→ EXERCISE REQUIREMENTS
Would you retype all of these records exactly?

→ EXTRACTED DATA
◇ ◇ ◇ ◇ ◇ ◇ ◇

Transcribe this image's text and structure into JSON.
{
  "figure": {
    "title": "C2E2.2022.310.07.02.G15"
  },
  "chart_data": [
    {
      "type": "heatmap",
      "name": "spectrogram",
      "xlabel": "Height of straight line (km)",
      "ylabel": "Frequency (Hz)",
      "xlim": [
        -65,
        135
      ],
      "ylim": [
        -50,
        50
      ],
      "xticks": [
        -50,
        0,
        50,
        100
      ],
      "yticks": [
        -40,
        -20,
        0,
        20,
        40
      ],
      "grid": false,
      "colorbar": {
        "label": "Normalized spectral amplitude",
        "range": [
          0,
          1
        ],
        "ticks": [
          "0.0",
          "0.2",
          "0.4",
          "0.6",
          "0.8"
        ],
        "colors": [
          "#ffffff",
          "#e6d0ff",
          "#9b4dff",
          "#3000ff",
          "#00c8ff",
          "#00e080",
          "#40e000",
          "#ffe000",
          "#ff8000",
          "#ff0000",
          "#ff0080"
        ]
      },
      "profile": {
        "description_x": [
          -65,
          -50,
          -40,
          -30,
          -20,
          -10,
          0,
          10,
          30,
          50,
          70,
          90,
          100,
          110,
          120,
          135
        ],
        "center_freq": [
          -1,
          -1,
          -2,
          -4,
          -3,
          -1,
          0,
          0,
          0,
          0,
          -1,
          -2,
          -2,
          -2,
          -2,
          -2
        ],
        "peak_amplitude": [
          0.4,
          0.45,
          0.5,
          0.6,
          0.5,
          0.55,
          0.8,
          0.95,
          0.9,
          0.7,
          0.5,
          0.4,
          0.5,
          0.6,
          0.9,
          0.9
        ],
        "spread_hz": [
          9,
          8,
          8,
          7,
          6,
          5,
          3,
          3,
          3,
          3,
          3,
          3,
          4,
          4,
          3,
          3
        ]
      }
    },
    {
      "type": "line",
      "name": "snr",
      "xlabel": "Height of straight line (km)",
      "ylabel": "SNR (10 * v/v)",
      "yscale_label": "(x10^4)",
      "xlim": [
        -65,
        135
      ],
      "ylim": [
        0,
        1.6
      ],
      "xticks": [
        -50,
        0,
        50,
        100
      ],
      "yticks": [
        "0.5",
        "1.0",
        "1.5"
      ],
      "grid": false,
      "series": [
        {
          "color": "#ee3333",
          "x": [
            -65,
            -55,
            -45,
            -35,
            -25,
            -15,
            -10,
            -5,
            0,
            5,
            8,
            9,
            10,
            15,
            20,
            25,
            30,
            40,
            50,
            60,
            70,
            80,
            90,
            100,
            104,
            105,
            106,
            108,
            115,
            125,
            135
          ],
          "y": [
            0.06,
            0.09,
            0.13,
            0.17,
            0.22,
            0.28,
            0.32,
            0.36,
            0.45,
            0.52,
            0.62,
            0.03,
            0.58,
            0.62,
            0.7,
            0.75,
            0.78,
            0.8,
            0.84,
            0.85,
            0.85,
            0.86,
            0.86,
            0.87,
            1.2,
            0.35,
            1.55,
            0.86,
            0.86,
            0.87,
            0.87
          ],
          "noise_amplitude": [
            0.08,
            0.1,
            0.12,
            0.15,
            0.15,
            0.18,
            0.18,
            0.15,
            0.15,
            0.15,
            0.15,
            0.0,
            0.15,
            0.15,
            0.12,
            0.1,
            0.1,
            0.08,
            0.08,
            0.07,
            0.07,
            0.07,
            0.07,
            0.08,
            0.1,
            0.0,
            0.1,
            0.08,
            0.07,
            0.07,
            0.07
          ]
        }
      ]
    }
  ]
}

◇ ◇ ◇ ◇ ◇ ◇ ◇

→ SOLUTION TO THIS TASK
Transcribe this image's text and structure into JSON.
{
  "figure": {
    "title": "C2E2.2022.310.07.02.G15"
  },
  "chart_data": [
    {
      "type": "heatmap",
      "name": "spectrogram",
      "xlabel": "Height of straight line (km)",
      "ylabel": "Frequency (Hz)",
      "xlim": [
        -65,
        135
      ],
      "ylim": [
        -50,
        50
      ],
      "xticks": [
        -50,
        0,
        50,
        100
      ],
      "yticks": [
        -40,
        -20,
        0,
        20,
        40
      ],
      "grid": false,
      "colorbar": {
        "label": "Normalized spectral amplitude",
        "range": [
          0,
          1
        ],
        "ticks": [
          "0.0",
          "0.2",
          "0.4",
          "0.6",
          "0.8"
        ],
        "colors": [
          "#ffffff",
          "#e6d0ff",
          "#9b4dff",
          "#3000ff",
          "#00c8ff",
          "#00e080",
          "#40e000",
          "#ffe000",
          "#ff8000",
          "#ff0000",
          "#ff0080"
        ]
      },
      "profile": {
        "description_x": [
          -65,
          -50,
          -40,
          -30,
          -20,
          -10,
          0,
          10,
          30,
          50,
          70,
          90,
          100,
          110,
          120,
          135
        ],
        "center_freq": [
          -1,
          -1,
          -2,
          -4,
          -3,
          -1,
          0,
          0,
          0,
          0,
          -1,
          -2,
          -2,
          -2,
          -2,
          -2
        ],
        "peak_amplitude": [
          0.4,
          0.45,
          0.5,
          0.6,
          0.5,
          0.55,
          0.8,
          0.95,
          0.9,
          0.7,
          0.5,
          0.4,
          0.5,
          0.6,
          0.9,
          0.9
        ],
        "spread_hz": [
          9,
          8,
          8,
          7,
          6,
          5,
          3,
          3,
          3,
          3,
          3,
          3,
          4,
          4,
          3,
          3
        ]
      }
    },
    {
      "type": "line",
      "name": "snr",
      "xlabel": "Height of straight line (km)",
      "ylabel": "SNR (10 * v/v)",
      "yscale_label": "(x10^4)",
      "xlim": [
        -65,
        135
      ],
      "ylim": [
        0,
        1.6
      ],
      "xticks": [
        -50,
        0,
        50,
        100
      ],
      "yticks": [
        "0.5",
        "1.0",
        "1.5"
      ],
      "grid": false,
      "series": [
        {
          "color": "#ee3333",
          "x": [
            -65,
            -55,
            -45,
            -35,
            -25,
            -15,
            -10,
            -5,
            0,
            5,
            8,
            9,
            10,
            15,
            20,
            25,
            30,
            40,
            50,
            60,
            70,
            80,
            90,
            100,
            104,
            105,
            106,
            108,
            115,
            125,
            135
          ],
          "y": [
            0.06,
            0.09,
            0.13,
            0.17,
            0.22,
            0.28,
            0.32,
            0.36,
            0.45,
            0.52,
            0.62,
            0.03,
            0.58,
            0.62,
            0.7,
            0.75,
            0.78,
            0.8,
            0.84,
            0.85,
            0.85,
            0.86,
            0.86,
            0.87,
            1.2,
            0.35,
            1.55,
            0.86,
            0.86,
            0.87,
            0.87
          ],
          "noise_amplitude": [
            0.08,
            0.1,
            0.12,
            0.15,
            0.15,
            0.18,
            0.18,
            0.15,
            0.15,
            0.15,
            0.15,
            0.0,
            0.15,
            0.15,
            0.12,
            0.1,
            0.1,
            0.08,
            0.08,
            0.07,
            0.07,
            0.07,
            0.07,
            0.08,
            0.1,
            0.0,
            0.1,
            0.08,
            0.07,
            0.07,
            0.07
          ]
        }
      ]
    }
  ]
}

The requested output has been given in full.